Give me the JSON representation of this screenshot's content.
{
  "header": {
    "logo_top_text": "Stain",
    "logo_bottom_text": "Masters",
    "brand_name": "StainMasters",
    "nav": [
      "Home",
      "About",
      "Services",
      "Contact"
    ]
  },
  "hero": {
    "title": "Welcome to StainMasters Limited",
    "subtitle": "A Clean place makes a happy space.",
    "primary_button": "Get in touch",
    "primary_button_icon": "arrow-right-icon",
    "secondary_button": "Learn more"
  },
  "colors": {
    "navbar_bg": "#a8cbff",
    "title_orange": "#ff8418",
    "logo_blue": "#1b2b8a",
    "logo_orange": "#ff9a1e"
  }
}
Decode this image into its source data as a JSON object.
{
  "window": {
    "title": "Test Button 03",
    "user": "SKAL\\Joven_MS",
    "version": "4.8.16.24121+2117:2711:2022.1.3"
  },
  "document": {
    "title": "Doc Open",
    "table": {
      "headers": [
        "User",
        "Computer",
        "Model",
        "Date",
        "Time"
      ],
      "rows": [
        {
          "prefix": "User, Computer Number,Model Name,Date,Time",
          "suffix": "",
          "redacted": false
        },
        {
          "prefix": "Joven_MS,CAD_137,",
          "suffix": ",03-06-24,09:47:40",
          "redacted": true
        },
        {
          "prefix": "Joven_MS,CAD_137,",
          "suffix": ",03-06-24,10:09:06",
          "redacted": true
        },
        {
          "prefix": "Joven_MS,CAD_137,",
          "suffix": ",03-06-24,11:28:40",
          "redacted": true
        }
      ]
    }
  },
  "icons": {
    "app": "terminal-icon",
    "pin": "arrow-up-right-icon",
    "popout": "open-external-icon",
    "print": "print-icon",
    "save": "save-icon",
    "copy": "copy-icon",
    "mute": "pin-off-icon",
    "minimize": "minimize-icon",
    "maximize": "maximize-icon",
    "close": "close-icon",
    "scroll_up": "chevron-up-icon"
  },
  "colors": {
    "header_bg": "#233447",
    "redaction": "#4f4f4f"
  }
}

**Exercise requirements:** Search the material above for "Computer". Pull out each line where it shows up.

**Solution for this task:**
        "Computer",
          "prefix": "User, Computer Number,Model Name,Date,Time",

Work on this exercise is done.